═══ PROVIDED DATA
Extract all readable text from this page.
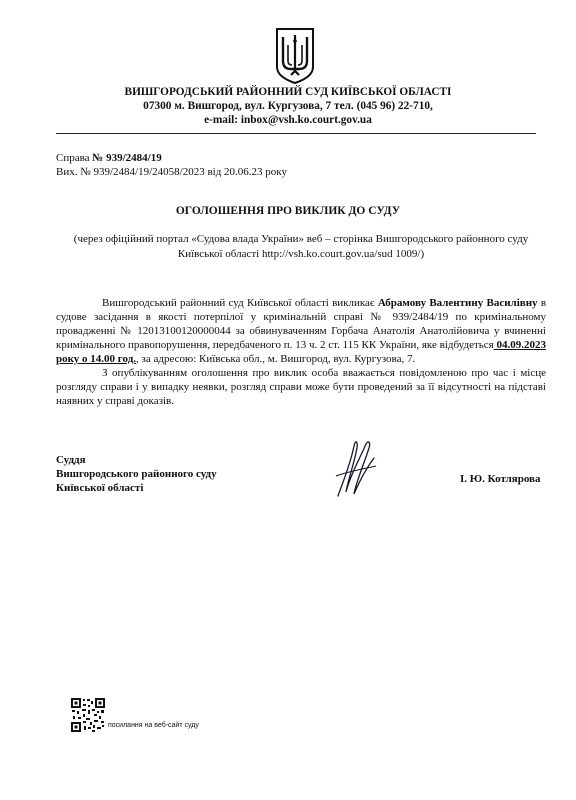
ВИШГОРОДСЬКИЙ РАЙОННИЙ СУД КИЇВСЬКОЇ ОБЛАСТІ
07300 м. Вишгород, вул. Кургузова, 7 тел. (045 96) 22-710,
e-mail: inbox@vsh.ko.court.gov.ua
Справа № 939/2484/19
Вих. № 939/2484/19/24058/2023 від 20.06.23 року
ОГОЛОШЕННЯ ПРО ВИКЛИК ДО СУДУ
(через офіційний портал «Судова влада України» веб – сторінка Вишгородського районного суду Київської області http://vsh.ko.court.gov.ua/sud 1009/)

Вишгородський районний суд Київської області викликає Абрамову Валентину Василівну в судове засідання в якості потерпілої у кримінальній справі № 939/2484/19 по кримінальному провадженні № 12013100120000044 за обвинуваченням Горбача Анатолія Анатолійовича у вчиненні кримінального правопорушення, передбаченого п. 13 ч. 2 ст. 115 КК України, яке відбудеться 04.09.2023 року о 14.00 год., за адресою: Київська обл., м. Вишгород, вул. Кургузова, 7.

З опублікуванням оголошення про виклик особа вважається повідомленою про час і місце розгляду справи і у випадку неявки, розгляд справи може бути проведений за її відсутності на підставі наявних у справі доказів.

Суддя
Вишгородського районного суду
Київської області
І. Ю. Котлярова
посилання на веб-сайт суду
══════
═══ PROVIDED DATA
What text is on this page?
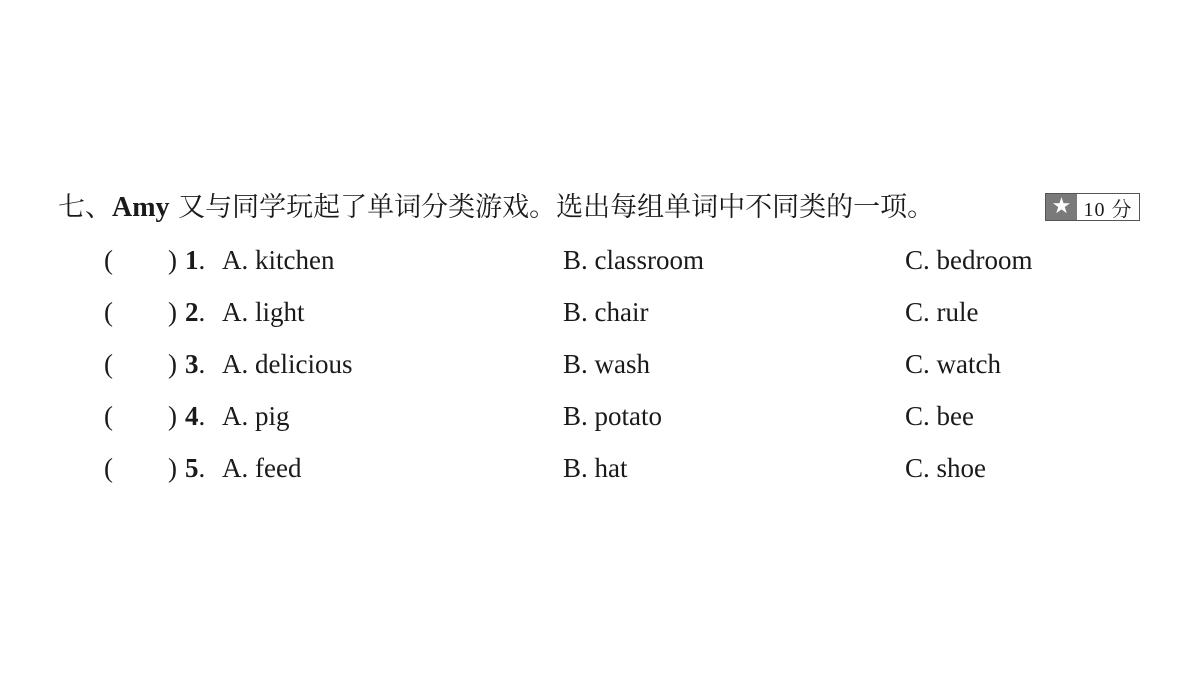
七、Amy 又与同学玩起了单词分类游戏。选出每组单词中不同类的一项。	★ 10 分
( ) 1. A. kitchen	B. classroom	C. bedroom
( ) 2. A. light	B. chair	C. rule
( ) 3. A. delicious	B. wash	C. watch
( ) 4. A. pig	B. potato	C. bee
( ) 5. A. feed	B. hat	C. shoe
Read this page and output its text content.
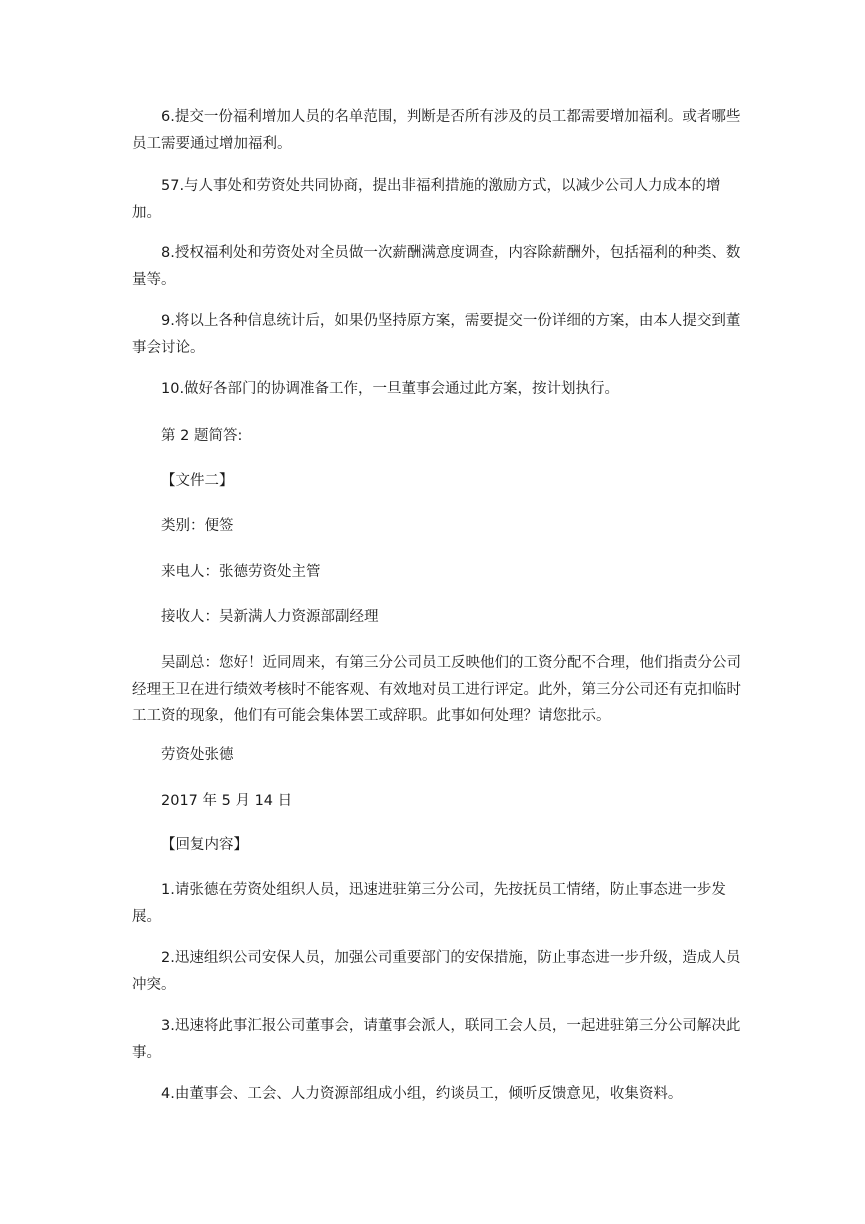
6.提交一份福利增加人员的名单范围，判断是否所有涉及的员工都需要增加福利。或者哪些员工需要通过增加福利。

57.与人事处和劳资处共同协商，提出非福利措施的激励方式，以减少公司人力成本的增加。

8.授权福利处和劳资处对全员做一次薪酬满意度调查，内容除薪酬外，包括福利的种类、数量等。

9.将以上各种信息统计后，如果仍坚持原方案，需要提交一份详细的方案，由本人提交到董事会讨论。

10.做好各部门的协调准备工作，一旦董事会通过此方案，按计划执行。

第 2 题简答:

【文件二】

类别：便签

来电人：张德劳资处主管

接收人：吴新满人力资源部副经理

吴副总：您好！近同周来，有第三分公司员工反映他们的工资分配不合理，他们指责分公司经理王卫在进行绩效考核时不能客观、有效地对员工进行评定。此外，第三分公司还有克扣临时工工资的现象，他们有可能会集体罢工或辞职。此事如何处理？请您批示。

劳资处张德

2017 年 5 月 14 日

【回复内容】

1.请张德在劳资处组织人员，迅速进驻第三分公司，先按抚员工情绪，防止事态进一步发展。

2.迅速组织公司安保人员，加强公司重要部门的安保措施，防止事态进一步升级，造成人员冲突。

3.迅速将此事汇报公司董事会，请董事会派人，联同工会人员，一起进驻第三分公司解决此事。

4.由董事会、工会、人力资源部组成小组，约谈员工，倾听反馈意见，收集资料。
══════
Look through the records and gather every line containing "this".

Extract all readable text from this page.
What text is on this page?
Read this page and output its text content.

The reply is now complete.